Exercise:
Convert the lines below into a JSON list of strings, one string per line, leaving out blank lines and any pictures.

Available records:
• • • • • • •

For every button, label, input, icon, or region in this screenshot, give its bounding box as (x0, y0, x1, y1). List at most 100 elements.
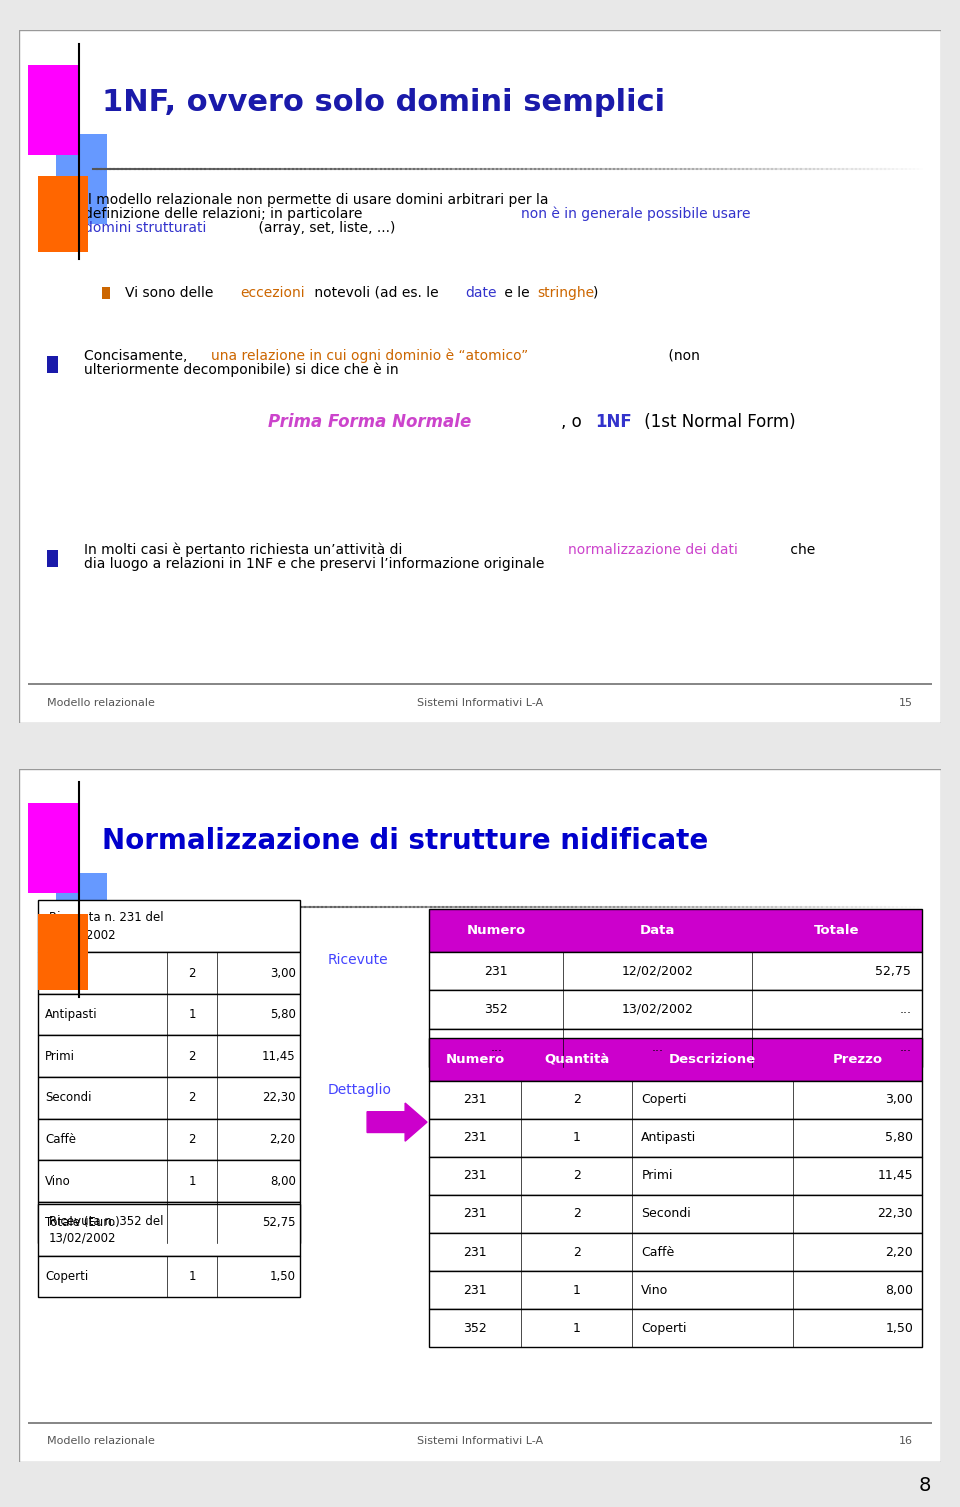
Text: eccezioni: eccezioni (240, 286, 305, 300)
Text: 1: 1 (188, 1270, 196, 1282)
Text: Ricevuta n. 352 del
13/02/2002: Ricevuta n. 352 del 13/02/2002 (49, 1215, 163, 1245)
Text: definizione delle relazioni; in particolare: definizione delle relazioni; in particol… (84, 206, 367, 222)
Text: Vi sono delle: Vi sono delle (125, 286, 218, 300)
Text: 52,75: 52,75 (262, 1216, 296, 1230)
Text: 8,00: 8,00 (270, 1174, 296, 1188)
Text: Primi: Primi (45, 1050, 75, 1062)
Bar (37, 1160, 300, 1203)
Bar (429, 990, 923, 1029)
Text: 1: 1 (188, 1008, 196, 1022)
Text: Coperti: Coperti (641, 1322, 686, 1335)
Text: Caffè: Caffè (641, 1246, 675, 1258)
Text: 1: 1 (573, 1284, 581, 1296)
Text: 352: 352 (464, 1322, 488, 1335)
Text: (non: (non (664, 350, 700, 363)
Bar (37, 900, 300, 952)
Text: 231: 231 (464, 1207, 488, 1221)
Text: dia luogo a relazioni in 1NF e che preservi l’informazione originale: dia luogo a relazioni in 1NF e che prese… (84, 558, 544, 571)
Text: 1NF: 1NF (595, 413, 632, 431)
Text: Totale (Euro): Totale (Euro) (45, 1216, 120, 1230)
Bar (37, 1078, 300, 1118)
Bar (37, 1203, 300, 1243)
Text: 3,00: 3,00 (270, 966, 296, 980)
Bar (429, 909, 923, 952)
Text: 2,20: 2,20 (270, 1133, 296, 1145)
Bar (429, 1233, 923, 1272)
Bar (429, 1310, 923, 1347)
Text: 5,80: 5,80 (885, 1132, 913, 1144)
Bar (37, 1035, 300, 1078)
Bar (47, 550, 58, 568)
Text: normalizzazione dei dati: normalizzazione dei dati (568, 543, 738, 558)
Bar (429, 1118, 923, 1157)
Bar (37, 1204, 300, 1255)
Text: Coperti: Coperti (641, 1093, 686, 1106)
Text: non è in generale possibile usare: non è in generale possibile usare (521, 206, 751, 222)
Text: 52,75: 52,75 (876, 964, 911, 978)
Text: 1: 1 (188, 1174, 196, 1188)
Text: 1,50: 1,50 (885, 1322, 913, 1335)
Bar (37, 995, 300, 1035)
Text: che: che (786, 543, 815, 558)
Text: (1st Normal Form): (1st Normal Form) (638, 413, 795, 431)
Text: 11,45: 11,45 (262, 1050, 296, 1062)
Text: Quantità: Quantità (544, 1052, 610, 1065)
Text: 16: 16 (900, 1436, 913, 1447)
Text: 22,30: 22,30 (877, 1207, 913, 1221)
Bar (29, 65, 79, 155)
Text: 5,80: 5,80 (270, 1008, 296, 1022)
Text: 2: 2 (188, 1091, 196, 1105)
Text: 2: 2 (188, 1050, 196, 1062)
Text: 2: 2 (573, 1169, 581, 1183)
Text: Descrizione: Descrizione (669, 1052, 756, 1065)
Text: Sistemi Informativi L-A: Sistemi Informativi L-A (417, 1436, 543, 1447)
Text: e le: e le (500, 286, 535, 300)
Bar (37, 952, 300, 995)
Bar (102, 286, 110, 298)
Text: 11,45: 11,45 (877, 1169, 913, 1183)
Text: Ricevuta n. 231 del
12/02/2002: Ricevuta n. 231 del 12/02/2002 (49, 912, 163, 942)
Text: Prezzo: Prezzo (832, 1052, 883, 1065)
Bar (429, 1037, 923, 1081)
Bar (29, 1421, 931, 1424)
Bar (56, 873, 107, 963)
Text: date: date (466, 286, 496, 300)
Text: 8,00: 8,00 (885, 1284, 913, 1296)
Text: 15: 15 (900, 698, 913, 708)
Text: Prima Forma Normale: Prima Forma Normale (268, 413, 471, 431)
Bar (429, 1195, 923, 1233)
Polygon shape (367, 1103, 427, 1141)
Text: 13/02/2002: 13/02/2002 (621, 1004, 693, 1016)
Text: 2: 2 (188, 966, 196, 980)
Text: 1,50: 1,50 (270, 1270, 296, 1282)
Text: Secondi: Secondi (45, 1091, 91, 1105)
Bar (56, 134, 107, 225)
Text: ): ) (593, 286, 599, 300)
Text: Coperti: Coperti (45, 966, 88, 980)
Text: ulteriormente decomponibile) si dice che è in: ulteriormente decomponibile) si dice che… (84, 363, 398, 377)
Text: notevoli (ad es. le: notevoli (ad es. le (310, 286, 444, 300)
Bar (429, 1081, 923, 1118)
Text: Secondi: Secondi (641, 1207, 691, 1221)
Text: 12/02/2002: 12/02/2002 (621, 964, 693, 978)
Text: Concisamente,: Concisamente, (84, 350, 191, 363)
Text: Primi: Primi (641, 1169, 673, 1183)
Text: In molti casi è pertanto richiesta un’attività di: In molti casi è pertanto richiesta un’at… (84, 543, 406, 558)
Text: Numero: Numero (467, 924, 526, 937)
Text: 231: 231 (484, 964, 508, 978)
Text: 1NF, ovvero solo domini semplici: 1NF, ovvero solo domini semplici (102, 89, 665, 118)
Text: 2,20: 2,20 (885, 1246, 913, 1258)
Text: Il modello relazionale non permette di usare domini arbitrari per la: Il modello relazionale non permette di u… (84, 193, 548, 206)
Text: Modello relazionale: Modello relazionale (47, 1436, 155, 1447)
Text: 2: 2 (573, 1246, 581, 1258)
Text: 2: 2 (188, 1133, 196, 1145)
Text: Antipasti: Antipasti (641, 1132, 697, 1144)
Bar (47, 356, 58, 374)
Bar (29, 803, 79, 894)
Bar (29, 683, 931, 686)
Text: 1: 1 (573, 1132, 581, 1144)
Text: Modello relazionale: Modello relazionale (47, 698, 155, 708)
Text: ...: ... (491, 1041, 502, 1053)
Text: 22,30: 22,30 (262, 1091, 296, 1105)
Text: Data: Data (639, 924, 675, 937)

• • • • • • •

Exercise result:
[
  "For every button, label, input, icon, or region in this screenshot, give its bounding box as (x0, y0, x1, y1). List at most 100 elements.",
  "Text: eccezioni: eccezioni (240, 286, 305, 300)",
  "Text: 1: 1 (188, 1270, 196, 1282)",
  "Text: Ricevuta n. 352 del",
  "13/02/2002: Ricevuta n. 352 del 13/02/2002 (49, 1215, 163, 1245)",
  "Text: definizione delle relazioni; in particolare: definizione delle relazioni; in particol… (84, 206, 367, 222)",
  "Text: Vi sono delle: Vi sono delle (125, 286, 218, 300)",
  "Text: 52,75: 52,75 (262, 1216, 296, 1230)",
  "Text: 8,00: 8,00 (270, 1174, 296, 1188)",
  "Text: Primi: Primi (45, 1050, 75, 1062)",
  "Bar (37, 1160, 300, 1203)",
  "Bar (429, 990, 923, 1029)",
  "Text: 1: 1 (188, 1008, 196, 1022)",
  "Text: Coperti: Coperti (641, 1322, 686, 1335)",
  "Text: Caffè: Caffè (641, 1246, 675, 1258)",
  "Text: 1: 1 (573, 1284, 581, 1296)",
  "Text: 352: 352 (464, 1322, 488, 1335)",
  "Text: (non: (non (664, 350, 700, 363)",
  "Bar (37, 900, 300, 952)",
  "Text: 231: 231 (464, 1207, 488, 1221)",
  "Text: dia luogo a relazioni in 1NF e che preservi l’informazione originale: dia luogo a relazioni in 1NF e che prese… (84, 558, 544, 571)",
  "Text: 1NF: 1NF (595, 413, 632, 431)",
  "Text: Totale (Euro): Totale (Euro) (45, 1216, 120, 1230)",
  "Bar (37, 1078, 300, 1118)",
  "Bar (37, 1203, 300, 1243)",
  "Text: 3,00: 3,00 (270, 966, 296, 980)",
  "Bar (429, 909, 923, 952)",
  "Text: 2,20: 2,20 (270, 1133, 296, 1145)",
  "Bar (429, 1233, 923, 1272)",
  "Bar (429, 1310, 923, 1347)",
  "Text: 5,80: 5,80 (885, 1132, 913, 1144)",
  "Bar (37, 1035, 300, 1078)",
  "Bar (47, 550, 58, 568)",
  "Text: normalizzazione dei dati: normalizzazione dei dati (568, 543, 738, 558)",
  "Bar (429, 1118, 923, 1157)",
  "Bar (37, 1204, 300, 1255)",
  "Text: Coperti: Coperti (641, 1093, 686, 1106)",
  "Text: non è in generale possibile usare: non è in generale possibile usare (521, 206, 751, 222)",
  "Text: 52,75: 52,75 (876, 964, 911, 978)",
  "Text: 1: 1 (188, 1174, 196, 1188)",
  "Text: 1,50: 1,50 (885, 1322, 913, 1335)",
  "Bar (37, 995, 300, 1035)",
  "Text: che: che (786, 543, 815, 558)",
  "Text: (1st Normal Form): (1st Normal Form) (638, 413, 795, 431)",
  "Text: 11,45: 11,45 (262, 1050, 296, 1062)",
  "Text: Quantità: Quantità (544, 1052, 610, 1065)",
  "Text: 16: 16 (900, 1436, 913, 1447)",
  "Text: 22,30: 22,30 (877, 1207, 913, 1221)",
  "Bar (29, 65, 79, 155)",
  "Text: 5,80: 5,80 (270, 1008, 296, 1022)",
  "Text: 2: 2 (188, 1091, 196, 1105)",
  "Text: 2: 2 (188, 1050, 196, 1062)",
  "Text: 2: 2 (573, 1169, 581, 1183)",
  "Text: Descrizione: Descrizione (669, 1052, 756, 1065)",
  "Text: Sistemi Informativi L-A: Sistemi Informativi L-A (417, 1436, 543, 1447)",
  "Text: e le: e le (500, 286, 535, 300)",
  "Bar (37, 952, 300, 995)",
  "Bar (102, 286, 110, 298)",
  "Text: 11,45: 11,45 (877, 1169, 913, 1183)",
  "Text: Ricevuta n. 231 del",
  "12/02/2002: Ricevuta n. 231 del 12/02/2002 (49, 912, 163, 942)",
  "Text: Prezzo: Prezzo (832, 1052, 883, 1065)",
  "Bar (429, 1037, 923, 1081)",
  "Bar (29, 1421, 931, 1424)",
  "Bar (56, 873, 107, 963)",
  "Text: date: date (466, 286, 496, 300)",
  "Text: 8,00: 8,00 (885, 1284, 913, 1296)",
  "Text: 15: 15 (900, 698, 913, 708)",
  "Text: Prima Forma Normale: Prima Forma Normale (268, 413, 471, 431)",
  "Bar (429, 1195, 923, 1233)",
  "Polygon shape (367, 1103, 427, 1141)",
  "Text: 13/02/2002: 13/02/2002 (621, 1004, 693, 1016)",
  "Text: 2: 2 (188, 966, 196, 980)",
  "Text: 1,50: 1,50 (270, 1270, 296, 1282)",
  "Text: Secondi: Secondi (45, 1091, 91, 1105)",
  "Bar (56, 134, 107, 225)",
  "Text: ): ) (593, 286, 599, 300)",
  "Text: Coperti: Coperti (45, 966, 88, 980)",
  "Text: ulteriormente decomponibile) si dice che è in: ulteriormente decomponibile) si dice che… (84, 363, 398, 377)",
  "Text: notevoli (ad es. le: notevoli (ad es. le (310, 286, 444, 300)",
  "Bar (429, 1081, 923, 1118)",
  "Text: Secondi: Secondi (641, 1207, 691, 1221)",
  "Text: 12/02/2002: 12/02/2002 (621, 964, 693, 978)",
  "Text: Concisamente,: Concisamente, (84, 350, 191, 363)",
  "Text: Primi: Primi (641, 1169, 673, 1183)",
  "Text: In molti casi è pertanto richiesta un’attività di: In molti casi è pertanto richiesta un’at… (84, 543, 406, 558)",
  "Text: Numero: Numero (467, 924, 526, 937)",
  "Text: 231: 231 (484, 964, 508, 978)",
  "Text: 1NF, ovvero solo domini semplici: 1NF, ovvero solo domini semplici (102, 89, 665, 118)",
  "Text: 2,20: 2,20 (885, 1246, 913, 1258)",
  "Text: Il modello relazionale non permette di usare domini arbitrari per la: Il modello relazionale non permette di u… (84, 193, 548, 206)",
  "Text: Modello relazionale: Modello relazionale (47, 1436, 155, 1447)",
  "Text: 2: 2 (573, 1246, 581, 1258)",
  "Text: 2: 2 (188, 1133, 196, 1145)",
  "Text: Antipasti: Antipasti (641, 1132, 697, 1144)",
  "Bar (47, 356, 58, 374)",
  "Bar (29, 803, 79, 894)",
  "Bar (29, 683, 931, 686)",
  "Text: 1: 1 (573, 1132, 581, 1144)",
  "Text: Modello relazionale: Modello relazionale (47, 698, 155, 708)",
  "Text: ...: ... (491, 1041, 502, 1053)",
  "Text: 22,30: 22,30 (262, 1091, 296, 1105)",
  "Text: Data: Data (639, 924, 675, 937)"
]